_Do this_
Find the lines with the string "диктатора" and return them.

_Stored rows_
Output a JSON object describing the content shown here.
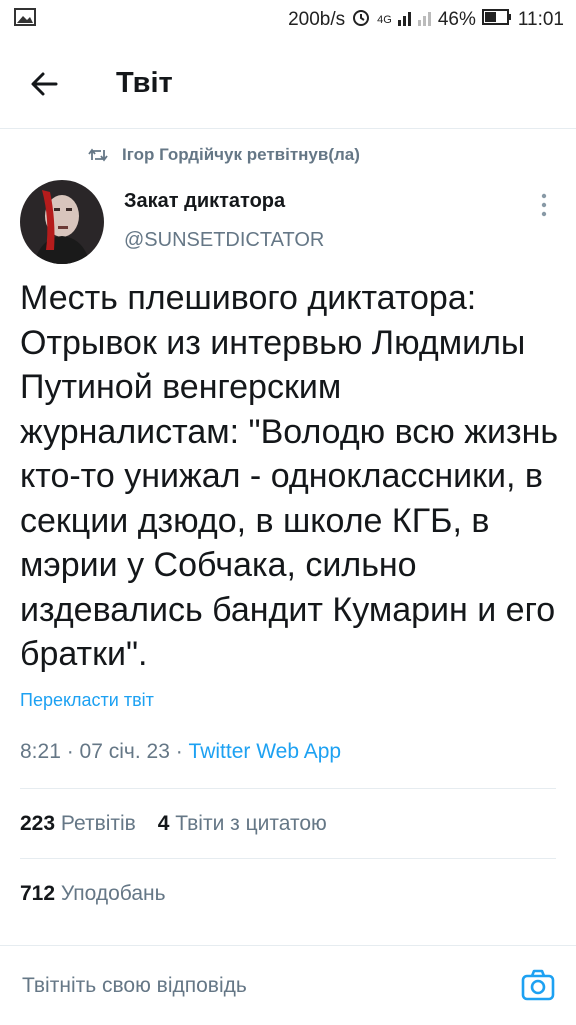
{
  "status_bar": {
    "speed": "200b/s",
    "network": "4G",
    "battery": "46%",
    "time": "11:01"
  },
  "header": {
    "title": "Твіт",
    "back_icon": "arrow-left-icon"
  },
  "tweet": {
    "retweeted_by": "Ігор Гордійчук ретвітнув(ла)",
    "author_name": "Закат диктатора",
    "author_handle": "@SUNSETDICTATOR",
    "text": "Месть плешивого диктатора: Отрывок из интервью Людмилы Путиной венгерским журналистам: \"Володю всю жизнь кто-то унижал - одноклассники, в секции дзюдо, в школе КГБ, в мэрии у Собчака, сильно издевались бандит Кумарин и его братки\".",
    "translate_label": "Перекласти твіт",
    "time": "8:21",
    "date": "07 січ. 23",
    "source": "Twitter Web App"
  },
  "stats": {
    "retweets_count": "223",
    "retweets_label": "Ретвітів",
    "quotes_count": "4",
    "quotes_label": "Твіти з цитатою",
    "likes_count": "712",
    "likes_label": "Уподобань"
  },
  "reply": {
    "placeholder": "Твітніть свою відповідь"
  },
  "colors": {
    "accent": "#1da1f2",
    "secondary_text": "#657786",
    "primary_text": "#14171a",
    "divider": "#e6ecf0"
  }
}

_Correct output_
    "author_name": "Закат диктатора",
    "text": "Месть плешивого диктатора: Отрывок из интервью Людмилы Путиной венгерским журналистам: \"Володю всю жизнь кто-то унижал - одноклассники, в секции дзюдо, в школе КГБ, в мэрии у Собчака, сильно издевались бандит Кумарин и его братки\".",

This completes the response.